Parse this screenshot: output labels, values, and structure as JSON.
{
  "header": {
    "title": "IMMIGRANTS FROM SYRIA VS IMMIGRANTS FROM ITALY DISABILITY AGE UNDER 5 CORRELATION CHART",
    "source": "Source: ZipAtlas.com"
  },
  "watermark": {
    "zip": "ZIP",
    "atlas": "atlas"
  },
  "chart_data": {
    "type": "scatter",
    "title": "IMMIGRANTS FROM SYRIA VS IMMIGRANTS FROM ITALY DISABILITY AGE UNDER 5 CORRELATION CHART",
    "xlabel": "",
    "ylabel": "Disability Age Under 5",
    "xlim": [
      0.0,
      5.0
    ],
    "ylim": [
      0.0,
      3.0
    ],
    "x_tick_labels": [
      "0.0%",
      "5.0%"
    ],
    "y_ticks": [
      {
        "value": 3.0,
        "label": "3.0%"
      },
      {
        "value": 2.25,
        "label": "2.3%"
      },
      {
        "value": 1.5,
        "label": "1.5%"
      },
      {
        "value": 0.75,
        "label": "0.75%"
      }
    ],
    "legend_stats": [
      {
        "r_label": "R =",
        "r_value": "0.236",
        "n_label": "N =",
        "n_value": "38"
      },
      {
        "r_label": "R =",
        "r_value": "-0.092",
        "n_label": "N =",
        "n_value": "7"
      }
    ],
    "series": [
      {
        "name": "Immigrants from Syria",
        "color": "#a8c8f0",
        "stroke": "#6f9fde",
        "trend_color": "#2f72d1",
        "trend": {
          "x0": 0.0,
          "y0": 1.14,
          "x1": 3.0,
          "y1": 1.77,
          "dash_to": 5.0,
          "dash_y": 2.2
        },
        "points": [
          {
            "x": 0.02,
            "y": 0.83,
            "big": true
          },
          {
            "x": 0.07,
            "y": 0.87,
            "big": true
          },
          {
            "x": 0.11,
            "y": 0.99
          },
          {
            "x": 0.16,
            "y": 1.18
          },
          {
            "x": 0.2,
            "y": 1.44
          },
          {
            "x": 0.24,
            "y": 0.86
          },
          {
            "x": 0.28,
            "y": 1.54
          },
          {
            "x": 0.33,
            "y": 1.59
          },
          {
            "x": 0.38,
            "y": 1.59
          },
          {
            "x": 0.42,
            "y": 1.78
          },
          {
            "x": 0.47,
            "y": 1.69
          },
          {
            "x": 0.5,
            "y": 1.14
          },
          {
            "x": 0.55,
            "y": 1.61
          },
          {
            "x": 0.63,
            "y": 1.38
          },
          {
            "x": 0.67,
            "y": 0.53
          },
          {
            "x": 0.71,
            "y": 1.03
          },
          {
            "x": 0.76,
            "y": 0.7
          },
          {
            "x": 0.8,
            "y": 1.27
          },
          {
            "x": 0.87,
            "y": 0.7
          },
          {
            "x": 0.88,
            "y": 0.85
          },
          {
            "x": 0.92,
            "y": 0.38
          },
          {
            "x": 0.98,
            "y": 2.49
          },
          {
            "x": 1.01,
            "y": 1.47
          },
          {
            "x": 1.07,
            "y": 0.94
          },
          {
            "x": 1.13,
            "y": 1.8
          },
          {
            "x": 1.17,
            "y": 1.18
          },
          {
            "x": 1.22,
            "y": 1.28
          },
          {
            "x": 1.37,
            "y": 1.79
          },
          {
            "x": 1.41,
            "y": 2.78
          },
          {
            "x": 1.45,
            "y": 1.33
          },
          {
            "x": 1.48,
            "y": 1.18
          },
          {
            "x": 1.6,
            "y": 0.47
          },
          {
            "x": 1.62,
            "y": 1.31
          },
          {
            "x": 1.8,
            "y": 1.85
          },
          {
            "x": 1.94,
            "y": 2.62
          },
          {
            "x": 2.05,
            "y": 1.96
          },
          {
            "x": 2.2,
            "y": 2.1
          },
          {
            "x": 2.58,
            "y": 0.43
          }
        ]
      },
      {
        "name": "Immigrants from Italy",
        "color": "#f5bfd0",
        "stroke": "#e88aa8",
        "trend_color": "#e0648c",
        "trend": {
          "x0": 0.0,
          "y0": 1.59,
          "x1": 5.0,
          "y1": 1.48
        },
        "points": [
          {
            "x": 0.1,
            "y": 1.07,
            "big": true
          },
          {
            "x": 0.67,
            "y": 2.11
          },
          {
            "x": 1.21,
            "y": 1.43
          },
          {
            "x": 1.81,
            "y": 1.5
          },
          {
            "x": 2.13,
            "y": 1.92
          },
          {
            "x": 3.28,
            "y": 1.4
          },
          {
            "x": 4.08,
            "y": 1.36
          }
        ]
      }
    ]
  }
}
====
> _What is required_
Make an exact copy of all the data.

> _Reply_
Parse this screenshot: output labels, values, and structure as JSON.
{
  "header": {
    "title": "IMMIGRANTS FROM SYRIA VS IMMIGRANTS FROM ITALY DISABILITY AGE UNDER 5 CORRELATION CHART",
    "source": "Source: ZipAtlas.com"
  },
  "watermark": {
    "zip": "ZIP",
    "atlas": "atlas"
  },
  "chart_data": {
    "type": "scatter",
    "title": "IMMIGRANTS FROM SYRIA VS IMMIGRANTS FROM ITALY DISABILITY AGE UNDER 5 CORRELATION CHART",
    "xlabel": "",
    "ylabel": "Disability Age Under 5",
    "xlim": [
      0.0,
      5.0
    ],
    "ylim": [
      0.0,
      3.0
    ],
    "x_tick_labels": [
      "0.0%",
      "5.0%"
    ],
    "y_ticks": [
      {
        "value": 3.0,
        "label": "3.0%"
      },
      {
        "value": 2.25,
        "label": "2.3%"
      },
      {
        "value": 1.5,
        "label": "1.5%"
      },
      {
        "value": 0.75,
        "label": "0.75%"
      }
    ],
    "legend_stats": [
      {
        "r_label": "R =",
        "r_value": "0.236",
        "n_label": "N =",
        "n_value": "38"
      },
      {
        "r_label": "R =",
        "r_value": "-0.092",
        "n_label": "N =",
        "n_value": "7"
      }
    ],
    "series": [
      {
        "name": "Immigrants from Syria",
        "color": "#a8c8f0",
        "stroke": "#6f9fde",
        "trend_color": "#2f72d1",
        "trend": {
          "x0": 0.0,
          "y0": 1.14,
          "x1": 3.0,
          "y1": 1.77,
          "dash_to": 5.0,
          "dash_y": 2.2
        },
        "points": [
          {
            "x": 0.02,
            "y": 0.83,
            "big": true
          },
          {
            "x": 0.07,
            "y": 0.87,
            "big": true
          },
          {
            "x": 0.11,
            "y": 0.99
          },
          {
            "x": 0.16,
            "y": 1.18
          },
          {
            "x": 0.2,
            "y": 1.44
          },
          {
            "x": 0.24,
            "y": 0.86
          },
          {
            "x": 0.28,
            "y": 1.54
          },
          {
            "x": 0.33,
            "y": 1.59
          },
          {
            "x": 0.38,
            "y": 1.59
          },
          {
            "x": 0.42,
            "y": 1.78
          },
          {
            "x": 0.47,
            "y": 1.69
          },
          {
            "x": 0.5,
            "y": 1.14
          },
          {
            "x": 0.55,
            "y": 1.61
          },
          {
            "x": 0.63,
            "y": 1.38
          },
          {
            "x": 0.67,
            "y": 0.53
          },
          {
            "x": 0.71,
            "y": 1.03
          },
          {
            "x": 0.76,
            "y": 0.7
          },
          {
            "x": 0.8,
            "y": 1.27
          },
          {
            "x": 0.87,
            "y": 0.7
          },
          {
            "x": 0.88,
            "y": 0.85
          },
          {
            "x": 0.92,
            "y": 0.38
          },
          {
            "x": 0.98,
            "y": 2.49
          },
          {
            "x": 1.01,
            "y": 1.47
          },
          {
            "x": 1.07,
            "y": 0.94
          },
          {
            "x": 1.13,
            "y": 1.8
          },
          {
            "x": 1.17,
            "y": 1.18
          },
          {
            "x": 1.22,
            "y": 1.28
          },
          {
            "x": 1.37,
            "y": 1.79
          },
          {
            "x": 1.41,
            "y": 2.78
          },
          {
            "x": 1.45,
            "y": 1.33
          },
          {
            "x": 1.48,
            "y": 1.18
          },
          {
            "x": 1.6,
            "y": 0.47
          },
          {
            "x": 1.62,
            "y": 1.31
          },
          {
            "x": 1.8,
            "y": 1.85
          },
          {
            "x": 1.94,
            "y": 2.62
          },
          {
            "x": 2.05,
            "y": 1.96
          },
          {
            "x": 2.2,
            "y": 2.1
          },
          {
            "x": 2.58,
            "y": 0.43
          }
        ]
      },
      {
        "name": "Immigrants from Italy",
        "color": "#f5bfd0",
        "stroke": "#e88aa8",
        "trend_color": "#e0648c",
        "trend": {
          "x0": 0.0,
          "y0": 1.59,
          "x1": 5.0,
          "y1": 1.48
        },
        "points": [
          {
            "x": 0.1,
            "y": 1.07,
            "big": true
          },
          {
            "x": 0.67,
            "y": 2.11
          },
          {
            "x": 1.21,
            "y": 1.43
          },
          {
            "x": 1.81,
            "y": 1.5
          },
          {
            "x": 2.13,
            "y": 1.92
          },
          {
            "x": 3.28,
            "y": 1.4
          },
          {
            "x": 4.08,
            "y": 1.36
          }
        ]
      }
    ]
  }
}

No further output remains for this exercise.